*INPUT*

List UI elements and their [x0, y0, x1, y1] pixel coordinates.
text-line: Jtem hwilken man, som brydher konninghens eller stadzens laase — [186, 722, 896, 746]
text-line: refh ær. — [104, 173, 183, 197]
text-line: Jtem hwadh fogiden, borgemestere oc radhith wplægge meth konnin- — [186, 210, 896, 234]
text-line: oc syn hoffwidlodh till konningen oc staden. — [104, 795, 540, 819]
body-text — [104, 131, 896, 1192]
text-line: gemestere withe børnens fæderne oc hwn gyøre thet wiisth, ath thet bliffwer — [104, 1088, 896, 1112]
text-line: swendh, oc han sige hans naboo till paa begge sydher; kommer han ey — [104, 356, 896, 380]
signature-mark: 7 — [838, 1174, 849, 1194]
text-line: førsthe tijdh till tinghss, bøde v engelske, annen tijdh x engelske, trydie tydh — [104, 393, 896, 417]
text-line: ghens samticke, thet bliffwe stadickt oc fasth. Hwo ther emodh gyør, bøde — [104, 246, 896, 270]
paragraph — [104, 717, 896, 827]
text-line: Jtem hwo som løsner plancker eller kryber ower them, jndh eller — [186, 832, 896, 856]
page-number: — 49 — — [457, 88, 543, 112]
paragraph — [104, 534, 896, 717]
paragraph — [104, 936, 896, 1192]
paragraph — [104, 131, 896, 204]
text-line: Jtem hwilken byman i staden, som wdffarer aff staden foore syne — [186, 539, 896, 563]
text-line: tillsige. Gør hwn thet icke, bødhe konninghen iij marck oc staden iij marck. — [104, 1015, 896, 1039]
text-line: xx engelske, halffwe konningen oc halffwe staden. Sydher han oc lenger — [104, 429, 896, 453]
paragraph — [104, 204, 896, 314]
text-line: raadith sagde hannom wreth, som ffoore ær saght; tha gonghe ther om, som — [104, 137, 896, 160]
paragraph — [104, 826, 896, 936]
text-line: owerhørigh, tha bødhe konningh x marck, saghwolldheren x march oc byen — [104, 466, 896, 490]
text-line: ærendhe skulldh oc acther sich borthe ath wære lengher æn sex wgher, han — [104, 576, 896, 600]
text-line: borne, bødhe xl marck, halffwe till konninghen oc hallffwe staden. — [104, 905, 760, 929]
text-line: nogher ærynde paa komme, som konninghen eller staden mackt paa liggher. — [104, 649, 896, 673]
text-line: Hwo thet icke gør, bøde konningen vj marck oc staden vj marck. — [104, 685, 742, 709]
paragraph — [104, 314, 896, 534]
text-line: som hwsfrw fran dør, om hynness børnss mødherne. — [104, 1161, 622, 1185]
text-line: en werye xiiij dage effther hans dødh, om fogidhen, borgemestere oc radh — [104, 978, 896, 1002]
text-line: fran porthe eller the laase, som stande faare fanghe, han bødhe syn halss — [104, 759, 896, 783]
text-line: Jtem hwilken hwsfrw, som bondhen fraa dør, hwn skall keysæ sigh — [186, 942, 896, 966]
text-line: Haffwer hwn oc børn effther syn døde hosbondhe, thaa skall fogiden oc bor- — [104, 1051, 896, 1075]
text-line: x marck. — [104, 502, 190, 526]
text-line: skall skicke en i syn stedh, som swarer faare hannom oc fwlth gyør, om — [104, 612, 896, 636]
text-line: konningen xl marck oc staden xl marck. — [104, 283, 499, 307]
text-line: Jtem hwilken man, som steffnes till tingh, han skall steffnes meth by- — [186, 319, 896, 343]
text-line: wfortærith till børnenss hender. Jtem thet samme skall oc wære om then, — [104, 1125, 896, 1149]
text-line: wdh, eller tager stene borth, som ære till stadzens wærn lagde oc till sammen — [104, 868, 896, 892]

*DIRECTIONS FOR THIS TASK*
Copy every line above verbatim, in the same order.

*REPLY*
List UI elements and their [x0, y0, x1, y1] pixel coordinates.
text-line: Jtem hwilken man, som brydher konninghens eller stadzens laase — [186, 722, 896, 746]
text-line: refh ær. — [104, 173, 183, 197]
text-line: Jtem hwadh fogiden, borgemestere oc radhith wplægge meth konnin- — [186, 210, 896, 234]
text-line: oc syn hoffwidlodh till konningen oc staden. — [104, 795, 540, 819]
body-text — [104, 131, 896, 1192]
text-line: gemestere withe børnens fæderne oc hwn gyøre thet wiisth, ath thet bliffwer — [104, 1088, 896, 1112]
text-line: swendh, oc han sige hans naboo till paa begge sydher; kommer han ey — [104, 356, 896, 380]
signature-mark: 7 — [838, 1174, 849, 1194]
text-line: førsthe tijdh till tinghss, bøde v engelske, annen tijdh x engelske, trydie tydh — [104, 393, 896, 417]
text-line: ghens samticke, thet bliffwe stadickt oc fasth. Hwo ther emodh gyør, bøde — [104, 246, 896, 270]
paragraph — [104, 717, 896, 827]
text-line: Jtem hwo som løsner plancker eller kryber ower them, jndh eller — [186, 832, 896, 856]
page-number: — 49 — — [457, 88, 543, 112]
paragraph — [104, 534, 896, 717]
paragraph — [104, 936, 896, 1192]
paragraph — [104, 131, 896, 204]
text-line: Jtem hwilken byman i staden, som wdffarer aff staden foore syne — [186, 539, 896, 563]
text-line: tillsige. Gør hwn thet icke, bødhe konninghen iij marck oc staden iij marck. — [104, 1015, 896, 1039]
text-line: xx engelske, halffwe konningen oc halffwe staden. Sydher han oc lenger — [104, 429, 896, 453]
paragraph — [104, 204, 896, 314]
text-line: raadith sagde hannom wreth, som ffoore ær saght; tha gonghe ther om, som — [104, 137, 896, 160]
paragraph — [104, 826, 896, 936]
text-line: owerhørigh, tha bødhe konningh x marck, saghwolldheren x march oc byen — [104, 466, 896, 490]
text-line: ærendhe skulldh oc acther sich borthe ath wære lengher æn sex wgher, han — [104, 576, 896, 600]
text-line: borne, bødhe xl marck, halffwe till konninghen oc hallffwe staden. — [104, 905, 760, 929]
text-line: nogher ærynde paa komme, som konninghen eller staden mackt paa liggher. — [104, 649, 896, 673]
text-line: Hwo thet icke gør, bøde konningen vj marck oc staden vj marck. — [104, 685, 742, 709]
paragraph — [104, 314, 896, 534]
text-line: som hwsfrw fran dør, om hynness børnss mødherne. — [104, 1161, 622, 1185]
text-line: en werye xiiij dage effther hans dødh, om fogidhen, borgemestere oc radh — [104, 978, 896, 1002]
text-line: fran porthe eller the laase, som stande faare fanghe, han bødhe syn halss — [104, 759, 896, 783]
text-line: Jtem hwilken hwsfrw, som bondhen fraa dør, hwn skall keysæ sigh — [186, 942, 896, 966]
text-line: Haffwer hwn oc børn effther syn døde hosbondhe, thaa skall fogiden oc bor- — [104, 1051, 896, 1075]
text-line: x marck. — [104, 502, 190, 526]
text-line: skall skicke en i syn stedh, som swarer faare hannom oc fwlth gyør, om — [104, 612, 896, 636]
text-line: konningen xl marck oc staden xl marck. — [104, 283, 499, 307]
text-line: Jtem hwilken man, som steffnes till tingh, han skall steffnes meth by- — [186, 319, 896, 343]
text-line: wfortærith till børnenss hender. Jtem thet samme skall oc wære om then, — [104, 1125, 896, 1149]
text-line: wdh, eller tager stene borth, som ære till stadzens wærn lagde oc till sammen — [104, 868, 896, 892]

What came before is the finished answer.